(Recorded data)
========

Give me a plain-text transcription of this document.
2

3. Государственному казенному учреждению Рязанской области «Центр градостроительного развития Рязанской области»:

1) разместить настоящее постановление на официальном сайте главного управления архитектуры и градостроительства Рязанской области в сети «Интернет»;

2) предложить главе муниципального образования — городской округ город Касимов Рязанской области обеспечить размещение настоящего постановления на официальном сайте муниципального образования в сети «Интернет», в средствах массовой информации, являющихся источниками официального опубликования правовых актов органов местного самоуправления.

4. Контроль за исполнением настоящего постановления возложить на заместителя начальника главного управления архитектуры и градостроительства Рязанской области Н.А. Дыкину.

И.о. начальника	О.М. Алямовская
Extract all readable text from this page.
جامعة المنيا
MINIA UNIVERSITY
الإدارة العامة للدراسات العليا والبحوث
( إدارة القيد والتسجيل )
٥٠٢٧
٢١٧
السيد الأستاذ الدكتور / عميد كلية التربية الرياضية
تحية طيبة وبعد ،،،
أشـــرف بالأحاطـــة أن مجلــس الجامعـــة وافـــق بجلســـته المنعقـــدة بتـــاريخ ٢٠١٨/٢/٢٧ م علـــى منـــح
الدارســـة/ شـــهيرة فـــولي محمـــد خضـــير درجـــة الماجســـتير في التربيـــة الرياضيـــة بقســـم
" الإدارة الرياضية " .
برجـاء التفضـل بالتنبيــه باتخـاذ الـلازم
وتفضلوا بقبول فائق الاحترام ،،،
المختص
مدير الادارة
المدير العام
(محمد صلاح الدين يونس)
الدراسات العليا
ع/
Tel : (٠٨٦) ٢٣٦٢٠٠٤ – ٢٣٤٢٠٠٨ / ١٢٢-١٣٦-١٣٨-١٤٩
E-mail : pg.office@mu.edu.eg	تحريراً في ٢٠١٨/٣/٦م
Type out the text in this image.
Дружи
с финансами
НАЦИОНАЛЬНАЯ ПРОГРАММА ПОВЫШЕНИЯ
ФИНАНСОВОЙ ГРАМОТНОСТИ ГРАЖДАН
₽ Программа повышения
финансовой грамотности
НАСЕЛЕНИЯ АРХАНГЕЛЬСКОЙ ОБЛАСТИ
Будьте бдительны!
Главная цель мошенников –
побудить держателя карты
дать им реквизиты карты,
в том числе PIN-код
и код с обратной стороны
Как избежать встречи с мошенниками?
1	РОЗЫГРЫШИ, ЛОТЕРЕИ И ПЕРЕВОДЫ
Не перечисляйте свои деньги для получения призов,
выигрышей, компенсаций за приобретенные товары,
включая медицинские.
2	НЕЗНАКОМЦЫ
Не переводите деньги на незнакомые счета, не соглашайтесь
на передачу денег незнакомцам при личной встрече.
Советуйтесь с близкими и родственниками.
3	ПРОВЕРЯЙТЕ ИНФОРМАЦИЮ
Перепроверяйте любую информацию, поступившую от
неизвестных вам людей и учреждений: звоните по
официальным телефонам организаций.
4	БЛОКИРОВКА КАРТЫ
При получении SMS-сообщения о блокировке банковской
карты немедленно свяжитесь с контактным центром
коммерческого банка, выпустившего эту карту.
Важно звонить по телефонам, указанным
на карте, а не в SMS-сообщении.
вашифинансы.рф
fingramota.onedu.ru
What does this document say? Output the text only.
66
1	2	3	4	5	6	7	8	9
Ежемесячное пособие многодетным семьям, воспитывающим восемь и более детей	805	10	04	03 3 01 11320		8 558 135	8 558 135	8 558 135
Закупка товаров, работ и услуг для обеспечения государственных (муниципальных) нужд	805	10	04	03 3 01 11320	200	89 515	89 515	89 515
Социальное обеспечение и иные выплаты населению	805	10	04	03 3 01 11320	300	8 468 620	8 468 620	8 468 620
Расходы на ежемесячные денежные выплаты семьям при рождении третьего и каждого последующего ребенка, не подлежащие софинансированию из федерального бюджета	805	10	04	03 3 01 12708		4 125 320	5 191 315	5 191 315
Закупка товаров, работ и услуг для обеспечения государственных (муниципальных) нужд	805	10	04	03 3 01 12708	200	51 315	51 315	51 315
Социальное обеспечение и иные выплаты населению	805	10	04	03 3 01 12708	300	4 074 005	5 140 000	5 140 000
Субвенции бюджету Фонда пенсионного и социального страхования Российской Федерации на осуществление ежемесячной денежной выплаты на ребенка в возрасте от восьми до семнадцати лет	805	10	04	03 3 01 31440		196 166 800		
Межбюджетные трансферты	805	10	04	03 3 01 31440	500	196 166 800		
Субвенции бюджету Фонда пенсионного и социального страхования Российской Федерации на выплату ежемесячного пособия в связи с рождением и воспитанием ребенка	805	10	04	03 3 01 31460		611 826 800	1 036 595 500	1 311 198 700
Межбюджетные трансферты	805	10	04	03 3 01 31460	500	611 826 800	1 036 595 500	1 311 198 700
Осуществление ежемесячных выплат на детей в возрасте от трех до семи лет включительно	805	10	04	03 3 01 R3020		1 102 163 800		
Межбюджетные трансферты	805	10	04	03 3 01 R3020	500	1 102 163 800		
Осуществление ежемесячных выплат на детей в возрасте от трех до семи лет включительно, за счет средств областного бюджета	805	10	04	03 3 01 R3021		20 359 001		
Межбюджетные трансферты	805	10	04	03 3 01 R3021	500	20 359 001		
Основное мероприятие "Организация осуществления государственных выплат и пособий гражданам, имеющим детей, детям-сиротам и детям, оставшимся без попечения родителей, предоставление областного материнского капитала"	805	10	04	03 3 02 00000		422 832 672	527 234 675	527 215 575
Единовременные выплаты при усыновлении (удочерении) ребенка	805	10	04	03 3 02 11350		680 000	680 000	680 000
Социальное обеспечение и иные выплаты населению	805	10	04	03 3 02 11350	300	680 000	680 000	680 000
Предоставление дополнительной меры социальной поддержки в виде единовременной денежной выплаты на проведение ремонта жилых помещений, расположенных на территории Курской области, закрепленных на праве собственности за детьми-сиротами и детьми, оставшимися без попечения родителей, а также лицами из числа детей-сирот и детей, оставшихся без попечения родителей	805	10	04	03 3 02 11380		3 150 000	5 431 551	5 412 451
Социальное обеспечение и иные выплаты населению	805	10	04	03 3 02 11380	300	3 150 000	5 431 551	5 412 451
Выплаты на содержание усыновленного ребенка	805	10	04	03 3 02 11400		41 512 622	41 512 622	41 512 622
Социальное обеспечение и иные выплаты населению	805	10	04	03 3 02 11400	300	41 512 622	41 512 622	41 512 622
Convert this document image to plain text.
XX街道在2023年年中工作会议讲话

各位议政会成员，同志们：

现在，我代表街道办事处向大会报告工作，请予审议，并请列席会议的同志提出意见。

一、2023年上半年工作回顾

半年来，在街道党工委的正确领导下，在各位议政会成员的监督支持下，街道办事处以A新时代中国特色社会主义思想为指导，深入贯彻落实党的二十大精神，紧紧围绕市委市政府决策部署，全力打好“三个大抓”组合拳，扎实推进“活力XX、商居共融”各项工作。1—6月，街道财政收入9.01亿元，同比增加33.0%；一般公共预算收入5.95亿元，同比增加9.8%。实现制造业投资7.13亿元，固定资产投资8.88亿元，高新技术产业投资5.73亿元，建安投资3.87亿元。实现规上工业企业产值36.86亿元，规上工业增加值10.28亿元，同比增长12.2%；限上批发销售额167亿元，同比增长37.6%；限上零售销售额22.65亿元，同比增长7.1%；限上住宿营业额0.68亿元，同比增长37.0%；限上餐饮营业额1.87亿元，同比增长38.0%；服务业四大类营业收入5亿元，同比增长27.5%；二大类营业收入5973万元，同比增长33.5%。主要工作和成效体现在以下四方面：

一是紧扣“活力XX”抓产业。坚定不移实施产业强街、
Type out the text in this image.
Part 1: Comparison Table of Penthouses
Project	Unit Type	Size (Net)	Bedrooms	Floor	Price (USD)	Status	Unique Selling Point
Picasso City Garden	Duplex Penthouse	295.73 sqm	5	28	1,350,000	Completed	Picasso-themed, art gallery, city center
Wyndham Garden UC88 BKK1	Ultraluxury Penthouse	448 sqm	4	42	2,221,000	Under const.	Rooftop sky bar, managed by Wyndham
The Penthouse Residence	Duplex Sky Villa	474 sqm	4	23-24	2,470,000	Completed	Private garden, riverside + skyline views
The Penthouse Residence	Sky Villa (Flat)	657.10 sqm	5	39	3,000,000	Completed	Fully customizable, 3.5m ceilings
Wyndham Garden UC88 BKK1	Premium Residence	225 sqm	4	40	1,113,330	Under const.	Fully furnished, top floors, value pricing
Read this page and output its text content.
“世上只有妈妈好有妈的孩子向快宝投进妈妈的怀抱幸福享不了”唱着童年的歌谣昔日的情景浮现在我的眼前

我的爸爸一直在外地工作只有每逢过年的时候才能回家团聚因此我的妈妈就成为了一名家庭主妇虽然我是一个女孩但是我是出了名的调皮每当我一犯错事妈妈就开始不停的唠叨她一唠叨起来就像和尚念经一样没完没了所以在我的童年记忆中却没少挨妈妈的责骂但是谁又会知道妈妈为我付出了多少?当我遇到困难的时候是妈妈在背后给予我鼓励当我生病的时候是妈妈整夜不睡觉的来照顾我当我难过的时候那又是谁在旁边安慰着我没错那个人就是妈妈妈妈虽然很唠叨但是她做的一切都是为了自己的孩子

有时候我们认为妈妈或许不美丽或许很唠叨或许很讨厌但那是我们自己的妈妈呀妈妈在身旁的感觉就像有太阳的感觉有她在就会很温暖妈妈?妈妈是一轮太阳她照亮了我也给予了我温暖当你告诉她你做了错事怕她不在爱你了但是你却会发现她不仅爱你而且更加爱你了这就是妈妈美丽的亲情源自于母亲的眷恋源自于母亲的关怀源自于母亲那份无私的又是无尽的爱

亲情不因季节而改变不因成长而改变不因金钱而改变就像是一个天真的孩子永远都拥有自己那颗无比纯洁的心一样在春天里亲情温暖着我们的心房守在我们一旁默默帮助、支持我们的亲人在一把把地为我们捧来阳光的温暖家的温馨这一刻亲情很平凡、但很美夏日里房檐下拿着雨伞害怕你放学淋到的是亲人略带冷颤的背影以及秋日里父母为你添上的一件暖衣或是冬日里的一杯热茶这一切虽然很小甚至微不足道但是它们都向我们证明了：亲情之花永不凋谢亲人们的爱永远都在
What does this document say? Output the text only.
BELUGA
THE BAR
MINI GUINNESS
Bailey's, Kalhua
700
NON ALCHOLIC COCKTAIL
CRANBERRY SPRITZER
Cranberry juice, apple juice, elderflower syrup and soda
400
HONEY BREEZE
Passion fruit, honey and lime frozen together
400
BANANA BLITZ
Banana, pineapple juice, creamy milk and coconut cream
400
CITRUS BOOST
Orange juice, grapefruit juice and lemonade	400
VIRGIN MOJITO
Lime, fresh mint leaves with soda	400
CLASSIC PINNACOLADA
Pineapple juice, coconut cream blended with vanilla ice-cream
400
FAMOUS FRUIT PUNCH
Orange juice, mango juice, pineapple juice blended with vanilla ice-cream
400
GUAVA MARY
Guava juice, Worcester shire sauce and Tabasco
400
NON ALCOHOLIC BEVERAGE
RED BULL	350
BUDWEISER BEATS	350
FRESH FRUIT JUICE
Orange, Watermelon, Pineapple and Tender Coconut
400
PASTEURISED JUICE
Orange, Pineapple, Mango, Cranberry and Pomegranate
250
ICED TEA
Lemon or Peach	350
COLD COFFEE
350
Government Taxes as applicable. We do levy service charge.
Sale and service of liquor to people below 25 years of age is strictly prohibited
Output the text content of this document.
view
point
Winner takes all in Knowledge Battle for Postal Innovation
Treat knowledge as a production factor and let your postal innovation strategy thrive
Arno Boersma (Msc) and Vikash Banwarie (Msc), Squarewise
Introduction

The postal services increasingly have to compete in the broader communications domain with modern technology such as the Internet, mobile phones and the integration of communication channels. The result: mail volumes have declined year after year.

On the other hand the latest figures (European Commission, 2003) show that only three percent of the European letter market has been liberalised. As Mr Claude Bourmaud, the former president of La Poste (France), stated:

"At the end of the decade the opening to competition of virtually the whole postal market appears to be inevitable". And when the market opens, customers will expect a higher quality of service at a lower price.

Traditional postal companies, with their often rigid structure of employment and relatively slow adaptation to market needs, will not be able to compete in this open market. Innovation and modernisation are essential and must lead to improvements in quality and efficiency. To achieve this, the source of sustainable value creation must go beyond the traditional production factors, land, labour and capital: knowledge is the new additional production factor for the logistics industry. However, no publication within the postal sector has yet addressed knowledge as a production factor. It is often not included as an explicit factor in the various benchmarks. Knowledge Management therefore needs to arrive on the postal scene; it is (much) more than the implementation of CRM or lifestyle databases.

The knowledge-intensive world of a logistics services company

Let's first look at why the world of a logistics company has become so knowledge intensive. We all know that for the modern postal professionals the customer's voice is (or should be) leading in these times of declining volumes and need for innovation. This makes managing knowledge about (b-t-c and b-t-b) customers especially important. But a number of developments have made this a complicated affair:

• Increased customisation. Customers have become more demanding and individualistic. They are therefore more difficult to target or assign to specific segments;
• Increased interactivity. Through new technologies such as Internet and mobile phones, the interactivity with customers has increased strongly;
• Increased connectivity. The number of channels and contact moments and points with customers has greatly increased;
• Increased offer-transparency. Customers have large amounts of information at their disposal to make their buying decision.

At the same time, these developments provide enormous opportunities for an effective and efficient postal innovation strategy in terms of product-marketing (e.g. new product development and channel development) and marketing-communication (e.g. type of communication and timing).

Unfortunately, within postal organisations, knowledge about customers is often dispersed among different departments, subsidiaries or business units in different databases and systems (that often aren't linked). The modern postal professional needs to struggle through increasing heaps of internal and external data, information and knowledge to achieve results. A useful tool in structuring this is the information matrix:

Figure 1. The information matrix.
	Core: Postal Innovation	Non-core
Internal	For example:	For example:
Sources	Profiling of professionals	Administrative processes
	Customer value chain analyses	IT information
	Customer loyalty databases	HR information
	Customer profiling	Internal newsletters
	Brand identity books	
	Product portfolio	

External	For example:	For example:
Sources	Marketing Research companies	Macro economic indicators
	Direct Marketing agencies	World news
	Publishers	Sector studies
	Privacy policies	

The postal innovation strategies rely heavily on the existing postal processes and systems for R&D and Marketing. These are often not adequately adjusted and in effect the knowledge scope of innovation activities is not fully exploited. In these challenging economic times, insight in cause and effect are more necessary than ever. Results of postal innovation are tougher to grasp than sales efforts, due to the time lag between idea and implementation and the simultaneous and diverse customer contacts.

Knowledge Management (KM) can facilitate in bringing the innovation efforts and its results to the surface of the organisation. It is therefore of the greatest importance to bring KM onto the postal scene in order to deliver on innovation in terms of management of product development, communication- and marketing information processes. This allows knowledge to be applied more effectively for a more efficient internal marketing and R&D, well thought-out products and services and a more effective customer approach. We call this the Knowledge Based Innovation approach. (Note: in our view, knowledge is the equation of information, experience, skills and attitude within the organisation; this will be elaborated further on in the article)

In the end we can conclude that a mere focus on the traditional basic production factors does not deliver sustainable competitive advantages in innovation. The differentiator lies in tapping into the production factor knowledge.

========

WHAT THE EXERCISE ASKS |
Go through the records above and copy every line with the word "сайте".

RESPONSE |
1) разместить настоящее постановление на официальном сайте главного управления архитектуры и градостроительства Рязанской области в сети «Интернет»;
2) предложить главе муниципального образования — городской округ город Касимов Рязанской области обеспечить размещение настоящего постановления на официальном сайте муниципального образования в сети «Интернет», в средствах массовой информации, являющихся источниками официального опубликования правовых актов органов местного самоуправления.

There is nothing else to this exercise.